▶ _Your instructions_: Report, word for word, every line of the material that contains "Remark".

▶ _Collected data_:
◇ ◇ ◇ ◇ ◇ ◇ ◇

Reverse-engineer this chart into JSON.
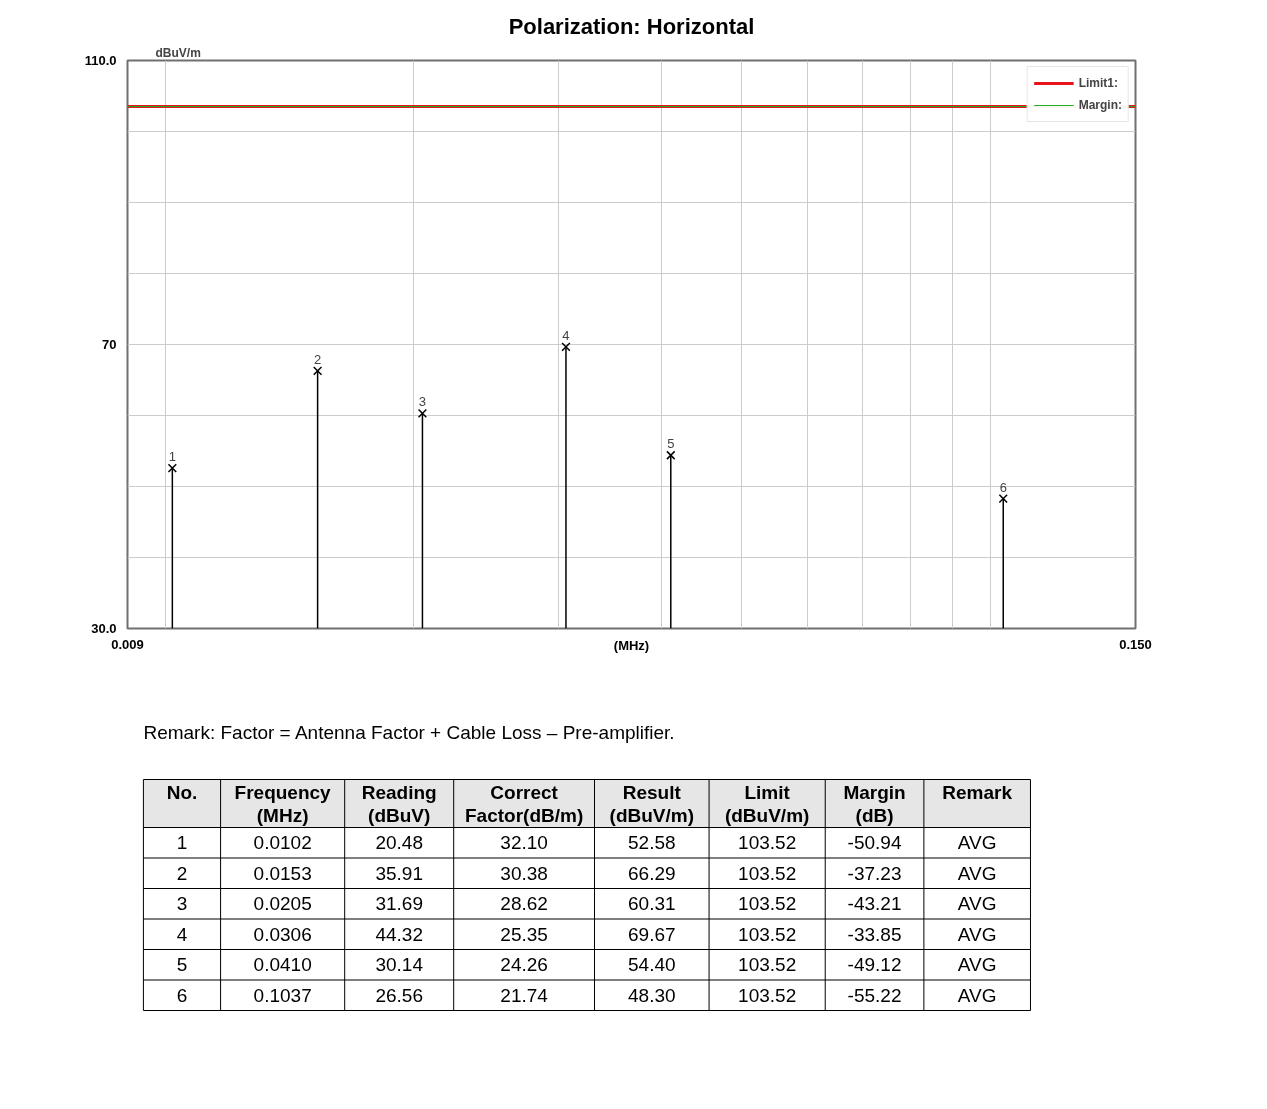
{
  "chart_data": {
    "type": "lollipop",
    "title": "Polarization: Horizontal",
    "xlabel": "(MHz)",
    "ylabel": "dBuV/m",
    "log": "x",
    "x": [
      0.0102,
      0.0153,
      0.0205,
      0.0306,
      0.041,
      0.1037
    ],
    "series": [
      {
        "color": "#000000",
        "values": [
          52.58,
          66.29,
          60.31,
          69.67,
          54.4,
          48.3
        ]
      }
    ],
    "ref_lines": [
      {
        "axis": "y",
        "value": 103.52,
        "label": "Limit1:",
        "color": "#e8121a"
      },
      {
        "axis": "y",
        "value": 103.52,
        "label": "Margin:",
        "color": "#22aa22"
      }
    ],
    "xlim": [
      0.009,
      0.15
    ],
    "ylim": [
      30,
      110
    ],
    "xticks": [
      {
        "value": 0.009,
        "label": "0.009"
      },
      {
        "value": 0.01,
        "label": null
      },
      {
        "value": 0.02,
        "label": null
      },
      {
        "value": 0.03,
        "label": null
      },
      {
        "value": 0.04,
        "label": null
      },
      {
        "value": 0.05,
        "label": null
      },
      {
        "value": 0.06,
        "label": null
      },
      {
        "value": 0.07,
        "label": null
      },
      {
        "value": 0.08,
        "label": null
      },
      {
        "value": 0.09,
        "label": null
      },
      {
        "value": 0.1,
        "label": null
      },
      {
        "value": 0.15,
        "label": "0.150"
      }
    ],
    "yticks": [
      {
        "value": 30,
        "label": "30.0"
      },
      {
        "value": 40,
        "label": null
      },
      {
        "value": 50,
        "label": null
      },
      {
        "value": 60,
        "label": null
      },
      70,
      {
        "value": 80,
        "label": null
      },
      {
        "value": 90,
        "label": null
      },
      {
        "value": 100,
        "label": null
      },
      {
        "value": 110,
        "label": "110.0"
      }
    ],
    "grid": true,
    "legend": "top right",
    "marker": "cross",
    "line_style": "solid",
    "annotations": [
      {
        "text": "1",
        "x": 0.0102,
        "y": 52.58
      },
      {
        "text": "2",
        "x": 0.0153,
        "y": 66.29
      },
      {
        "text": "3",
        "x": 0.0205,
        "y": 60.31
      },
      {
        "text": "4",
        "x": 0.0306,
        "y": 69.67
      },
      {
        "text": "5",
        "x": 0.041,
        "y": 54.4
      },
      {
        "text": "6",
        "x": 0.1037,
        "y": 48.3
      },
      "Remark: Factor = Antenna Factor + Cable Loss – Pre-amplifier.",
      "No.",
      "Frequency\n(MHz)",
      "Reading\n(dBuV)",
      "Correct\nFactor(dB/m)",
      "Result\n(dBuV/m)",
      "Limit\n(dBuV/m)",
      "Margin\n(dB)",
      "Remark",
      "1",
      "0.0102",
      "20.48",
      "32.10",
      "52.58",
      "103.52",
      "-50.94",
      "AVG",
      "2",
      "0.0153",
      "35.91",
      "30.38",
      "66.29",
      "103.52",
      "-37.23",
      "AVG",
      "3",
      "0.0205",
      "31.69",
      "28.62",
      "60.31",
      "103.52",
      "-43.21",
      "AVG",
      "4",
      "0.0306",
      "44.32",
      "25.35",
      "69.67",
      "103.52",
      "-33.85",
      "AVG",
      "5",
      "0.0410",
      "30.14",
      "24.26",
      "54.40",
      "103.52",
      "-49.12",
      "AVG",
      "6",
      "0.1037",
      "26.56",
      "21.74",
      "48.30",
      "103.52",
      "-55.22",
      "AVG"
    ]
  }
}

◇ ◇ ◇ ◇ ◇ ◇ ◇

▶ _Result_:
      "Remark: Factor = Antenna Factor + Cable Loss – Pre-amplifier.",
      "Remark",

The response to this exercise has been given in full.